> _Task prompt_
Send each entry back exactly as given, pictures excluded.

Records from a data collection:
+++++
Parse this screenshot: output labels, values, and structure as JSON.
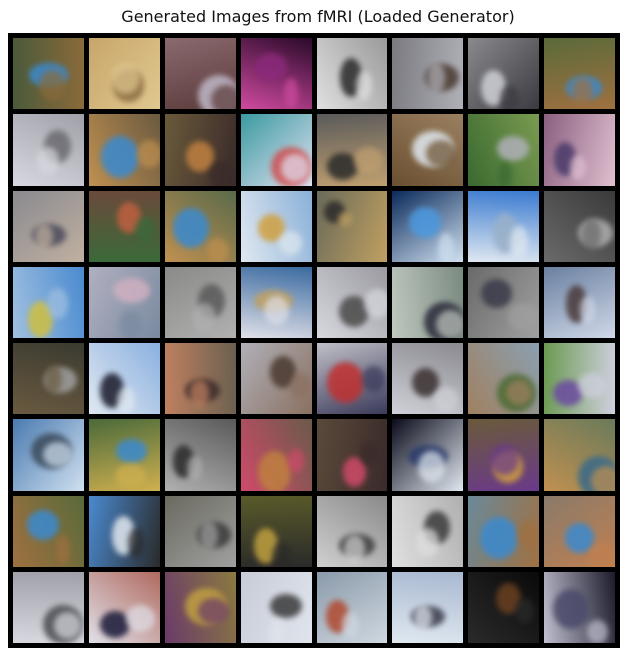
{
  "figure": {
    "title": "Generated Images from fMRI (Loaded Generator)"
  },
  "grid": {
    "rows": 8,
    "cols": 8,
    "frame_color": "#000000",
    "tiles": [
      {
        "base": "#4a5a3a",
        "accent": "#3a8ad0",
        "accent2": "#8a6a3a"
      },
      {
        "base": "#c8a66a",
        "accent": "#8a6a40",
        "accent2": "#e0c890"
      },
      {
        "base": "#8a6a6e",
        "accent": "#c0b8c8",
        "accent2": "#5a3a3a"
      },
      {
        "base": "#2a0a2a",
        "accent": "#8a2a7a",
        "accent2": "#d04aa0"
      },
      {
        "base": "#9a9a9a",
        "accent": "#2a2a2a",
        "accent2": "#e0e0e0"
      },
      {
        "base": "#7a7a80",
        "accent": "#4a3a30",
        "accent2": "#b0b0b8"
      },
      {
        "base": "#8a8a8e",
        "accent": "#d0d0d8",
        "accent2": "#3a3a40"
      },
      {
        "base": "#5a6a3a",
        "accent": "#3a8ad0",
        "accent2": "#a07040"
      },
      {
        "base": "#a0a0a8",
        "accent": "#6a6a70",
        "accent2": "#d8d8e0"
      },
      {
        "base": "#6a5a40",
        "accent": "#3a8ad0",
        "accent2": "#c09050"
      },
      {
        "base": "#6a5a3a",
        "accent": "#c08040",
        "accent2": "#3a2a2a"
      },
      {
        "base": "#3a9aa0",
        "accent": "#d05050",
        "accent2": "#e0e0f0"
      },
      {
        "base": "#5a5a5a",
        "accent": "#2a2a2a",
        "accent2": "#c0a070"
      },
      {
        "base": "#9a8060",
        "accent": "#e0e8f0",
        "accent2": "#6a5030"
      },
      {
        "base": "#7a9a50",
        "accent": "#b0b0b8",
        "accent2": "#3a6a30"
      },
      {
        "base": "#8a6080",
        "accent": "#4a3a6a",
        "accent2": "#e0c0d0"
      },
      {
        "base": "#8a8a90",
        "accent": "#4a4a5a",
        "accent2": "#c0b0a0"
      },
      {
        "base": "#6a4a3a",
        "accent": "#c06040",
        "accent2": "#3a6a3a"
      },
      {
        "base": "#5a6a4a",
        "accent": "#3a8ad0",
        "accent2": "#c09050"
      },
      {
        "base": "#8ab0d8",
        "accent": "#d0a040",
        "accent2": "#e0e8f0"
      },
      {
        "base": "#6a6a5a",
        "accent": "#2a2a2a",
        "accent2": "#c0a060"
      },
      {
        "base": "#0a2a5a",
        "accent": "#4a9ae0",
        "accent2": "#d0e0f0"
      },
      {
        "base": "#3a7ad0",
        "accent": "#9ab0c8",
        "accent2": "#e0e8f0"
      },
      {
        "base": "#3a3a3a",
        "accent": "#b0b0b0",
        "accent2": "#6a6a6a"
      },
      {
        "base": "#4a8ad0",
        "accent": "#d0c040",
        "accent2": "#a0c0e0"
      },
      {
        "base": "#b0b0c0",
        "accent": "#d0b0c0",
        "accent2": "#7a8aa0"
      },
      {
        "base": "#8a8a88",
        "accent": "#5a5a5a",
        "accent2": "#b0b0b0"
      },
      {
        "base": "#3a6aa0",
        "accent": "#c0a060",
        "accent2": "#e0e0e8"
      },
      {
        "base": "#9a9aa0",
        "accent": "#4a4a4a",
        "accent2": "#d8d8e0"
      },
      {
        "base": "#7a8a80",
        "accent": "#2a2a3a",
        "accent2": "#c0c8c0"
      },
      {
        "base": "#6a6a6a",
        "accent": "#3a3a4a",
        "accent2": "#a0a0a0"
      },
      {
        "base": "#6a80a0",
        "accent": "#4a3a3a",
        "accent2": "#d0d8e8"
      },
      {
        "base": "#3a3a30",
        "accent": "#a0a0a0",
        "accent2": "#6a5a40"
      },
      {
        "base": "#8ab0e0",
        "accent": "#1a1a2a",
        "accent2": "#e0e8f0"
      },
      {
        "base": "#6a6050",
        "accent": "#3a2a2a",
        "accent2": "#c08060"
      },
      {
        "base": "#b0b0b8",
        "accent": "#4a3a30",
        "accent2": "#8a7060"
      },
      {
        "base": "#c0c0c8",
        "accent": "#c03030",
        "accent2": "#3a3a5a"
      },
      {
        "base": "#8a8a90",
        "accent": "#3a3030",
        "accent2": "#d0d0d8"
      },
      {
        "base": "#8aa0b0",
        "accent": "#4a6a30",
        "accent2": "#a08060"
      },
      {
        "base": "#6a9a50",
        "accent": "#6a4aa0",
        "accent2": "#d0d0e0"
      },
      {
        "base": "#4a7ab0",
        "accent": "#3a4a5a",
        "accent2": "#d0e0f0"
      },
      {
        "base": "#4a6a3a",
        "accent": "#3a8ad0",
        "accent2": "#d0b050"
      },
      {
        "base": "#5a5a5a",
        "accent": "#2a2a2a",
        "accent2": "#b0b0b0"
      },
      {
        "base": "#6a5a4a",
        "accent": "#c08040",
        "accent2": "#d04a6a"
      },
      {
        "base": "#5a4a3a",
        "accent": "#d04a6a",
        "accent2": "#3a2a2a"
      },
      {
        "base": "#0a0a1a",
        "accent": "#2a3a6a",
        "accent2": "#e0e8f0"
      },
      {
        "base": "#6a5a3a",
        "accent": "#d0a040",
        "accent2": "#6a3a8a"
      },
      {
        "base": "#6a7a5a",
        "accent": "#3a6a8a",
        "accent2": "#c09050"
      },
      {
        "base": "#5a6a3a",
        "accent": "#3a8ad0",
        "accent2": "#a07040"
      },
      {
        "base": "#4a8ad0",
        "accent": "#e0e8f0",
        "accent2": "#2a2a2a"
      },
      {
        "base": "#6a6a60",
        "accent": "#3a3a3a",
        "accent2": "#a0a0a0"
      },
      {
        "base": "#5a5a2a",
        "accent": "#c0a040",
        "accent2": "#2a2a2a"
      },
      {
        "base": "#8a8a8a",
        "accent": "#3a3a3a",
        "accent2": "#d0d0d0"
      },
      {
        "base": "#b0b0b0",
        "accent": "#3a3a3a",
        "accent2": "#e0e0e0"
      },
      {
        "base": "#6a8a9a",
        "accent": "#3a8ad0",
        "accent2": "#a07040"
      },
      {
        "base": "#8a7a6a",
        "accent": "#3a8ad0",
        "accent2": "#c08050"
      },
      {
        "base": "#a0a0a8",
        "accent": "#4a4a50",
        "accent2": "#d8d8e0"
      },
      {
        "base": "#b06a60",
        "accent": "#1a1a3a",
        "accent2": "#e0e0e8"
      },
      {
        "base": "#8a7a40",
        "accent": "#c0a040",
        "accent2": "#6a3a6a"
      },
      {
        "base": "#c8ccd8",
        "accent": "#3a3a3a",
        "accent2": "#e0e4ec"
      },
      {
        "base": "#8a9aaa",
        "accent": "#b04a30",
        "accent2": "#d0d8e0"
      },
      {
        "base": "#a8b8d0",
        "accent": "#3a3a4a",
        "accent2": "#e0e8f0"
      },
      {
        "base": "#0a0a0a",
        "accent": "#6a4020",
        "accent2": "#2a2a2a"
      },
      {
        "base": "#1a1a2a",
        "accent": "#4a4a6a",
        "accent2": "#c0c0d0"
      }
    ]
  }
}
+++++
> _Expected output_
Parse this screenshot: output labels, values, and structure as JSON.
{
  "figure": {
    "title": "Generated Images from fMRI (Loaded Generator)"
  },
  "grid": {
    "rows": 8,
    "cols": 8,
    "frame_color": "#000000",
    "tiles": [
      {
        "base": "#4a5a3a",
        "accent": "#3a8ad0",
        "accent2": "#8a6a3a"
      },
      {
        "base": "#c8a66a",
        "accent": "#8a6a40",
        "accent2": "#e0c890"
      },
      {
        "base": "#8a6a6e",
        "accent": "#c0b8c8",
        "accent2": "#5a3a3a"
      },
      {
        "base": "#2a0a2a",
        "accent": "#8a2a7a",
        "accent2": "#d04aa0"
      },
      {
        "base": "#9a9a9a",
        "accent": "#2a2a2a",
        "accent2": "#e0e0e0"
      },
      {
        "base": "#7a7a80",
        "accent": "#4a3a30",
        "accent2": "#b0b0b8"
      },
      {
        "base": "#8a8a8e",
        "accent": "#d0d0d8",
        "accent2": "#3a3a40"
      },
      {
        "base": "#5a6a3a",
        "accent": "#3a8ad0",
        "accent2": "#a07040"
      },
      {
        "base": "#a0a0a8",
        "accent": "#6a6a70",
        "accent2": "#d8d8e0"
      },
      {
        "base": "#6a5a40",
        "accent": "#3a8ad0",
        "accent2": "#c09050"
      },
      {
        "base": "#6a5a3a",
        "accent": "#c08040",
        "accent2": "#3a2a2a"
      },
      {
        "base": "#3a9aa0",
        "accent": "#d05050",
        "accent2": "#e0e0f0"
      },
      {
        "base": "#5a5a5a",
        "accent": "#2a2a2a",
        "accent2": "#c0a070"
      },
      {
        "base": "#9a8060",
        "accent": "#e0e8f0",
        "accent2": "#6a5030"
      },
      {
        "base": "#7a9a50",
        "accent": "#b0b0b8",
        "accent2": "#3a6a30"
      },
      {
        "base": "#8a6080",
        "accent": "#4a3a6a",
        "accent2": "#e0c0d0"
      },
      {
        "base": "#8a8a90",
        "accent": "#4a4a5a",
        "accent2": "#c0b0a0"
      },
      {
        "base": "#6a4a3a",
        "accent": "#c06040",
        "accent2": "#3a6a3a"
      },
      {
        "base": "#5a6a4a",
        "accent": "#3a8ad0",
        "accent2": "#c09050"
      },
      {
        "base": "#8ab0d8",
        "accent": "#d0a040",
        "accent2": "#e0e8f0"
      },
      {
        "base": "#6a6a5a",
        "accent": "#2a2a2a",
        "accent2": "#c0a060"
      },
      {
        "base": "#0a2a5a",
        "accent": "#4a9ae0",
        "accent2": "#d0e0f0"
      },
      {
        "base": "#3a7ad0",
        "accent": "#9ab0c8",
        "accent2": "#e0e8f0"
      },
      {
        "base": "#3a3a3a",
        "accent": "#b0b0b0",
        "accent2": "#6a6a6a"
      },
      {
        "base": "#4a8ad0",
        "accent": "#d0c040",
        "accent2": "#a0c0e0"
      },
      {
        "base": "#b0b0c0",
        "accent": "#d0b0c0",
        "accent2": "#7a8aa0"
      },
      {
        "base": "#8a8a88",
        "accent": "#5a5a5a",
        "accent2": "#b0b0b0"
      },
      {
        "base": "#3a6aa0",
        "accent": "#c0a060",
        "accent2": "#e0e0e8"
      },
      {
        "base": "#9a9aa0",
        "accent": "#4a4a4a",
        "accent2": "#d8d8e0"
      },
      {
        "base": "#7a8a80",
        "accent": "#2a2a3a",
        "accent2": "#c0c8c0"
      },
      {
        "base": "#6a6a6a",
        "accent": "#3a3a4a",
        "accent2": "#a0a0a0"
      },
      {
        "base": "#6a80a0",
        "accent": "#4a3a3a",
        "accent2": "#d0d8e8"
      },
      {
        "base": "#3a3a30",
        "accent": "#a0a0a0",
        "accent2": "#6a5a40"
      },
      {
        "base": "#8ab0e0",
        "accent": "#1a1a2a",
        "accent2": "#e0e8f0"
      },
      {
        "base": "#6a6050",
        "accent": "#3a2a2a",
        "accent2": "#c08060"
      },
      {
        "base": "#b0b0b8",
        "accent": "#4a3a30",
        "accent2": "#8a7060"
      },
      {
        "base": "#c0c0c8",
        "accent": "#c03030",
        "accent2": "#3a3a5a"
      },
      {
        "base": "#8a8a90",
        "accent": "#3a3030",
        "accent2": "#d0d0d8"
      },
      {
        "base": "#8aa0b0",
        "accent": "#4a6a30",
        "accent2": "#a08060"
      },
      {
        "base": "#6a9a50",
        "accent": "#6a4aa0",
        "accent2": "#d0d0e0"
      },
      {
        "base": "#4a7ab0",
        "accent": "#3a4a5a",
        "accent2": "#d0e0f0"
      },
      {
        "base": "#4a6a3a",
        "accent": "#3a8ad0",
        "accent2": "#d0b050"
      },
      {
        "base": "#5a5a5a",
        "accent": "#2a2a2a",
        "accent2": "#b0b0b0"
      },
      {
        "base": "#6a5a4a",
        "accent": "#c08040",
        "accent2": "#d04a6a"
      },
      {
        "base": "#5a4a3a",
        "accent": "#d04a6a",
        "accent2": "#3a2a2a"
      },
      {
        "base": "#0a0a1a",
        "accent": "#2a3a6a",
        "accent2": "#e0e8f0"
      },
      {
        "base": "#6a5a3a",
        "accent": "#d0a040",
        "accent2": "#6a3a8a"
      },
      {
        "base": "#6a7a5a",
        "accent": "#3a6a8a",
        "accent2": "#c09050"
      },
      {
        "base": "#5a6a3a",
        "accent": "#3a8ad0",
        "accent2": "#a07040"
      },
      {
        "base": "#4a8ad0",
        "accent": "#e0e8f0",
        "accent2": "#2a2a2a"
      },
      {
        "base": "#6a6a60",
        "accent": "#3a3a3a",
        "accent2": "#a0a0a0"
      },
      {
        "base": "#5a5a2a",
        "accent": "#c0a040",
        "accent2": "#2a2a2a"
      },
      {
        "base": "#8a8a8a",
        "accent": "#3a3a3a",
        "accent2": "#d0d0d0"
      },
      {
        "base": "#b0b0b0",
        "accent": "#3a3a3a",
        "accent2": "#e0e0e0"
      },
      {
        "base": "#6a8a9a",
        "accent": "#3a8ad0",
        "accent2": "#a07040"
      },
      {
        "base": "#8a7a6a",
        "accent": "#3a8ad0",
        "accent2": "#c08050"
      },
      {
        "base": "#a0a0a8",
        "accent": "#4a4a50",
        "accent2": "#d8d8e0"
      },
      {
        "base": "#b06a60",
        "accent": "#1a1a3a",
        "accent2": "#e0e0e8"
      },
      {
        "base": "#8a7a40",
        "accent": "#c0a040",
        "accent2": "#6a3a6a"
      },
      {
        "base": "#c8ccd8",
        "accent": "#3a3a3a",
        "accent2": "#e0e4ec"
      },
      {
        "base": "#8a9aaa",
        "accent": "#b04a30",
        "accent2": "#d0d8e0"
      },
      {
        "base": "#a8b8d0",
        "accent": "#3a3a4a",
        "accent2": "#e0e8f0"
      },
      {
        "base": "#0a0a0a",
        "accent": "#6a4020",
        "accent2": "#2a2a2a"
      },
      {
        "base": "#1a1a2a",
        "accent": "#4a4a6a",
        "accent2": "#c0c0d0"
      }
    ]
  }
}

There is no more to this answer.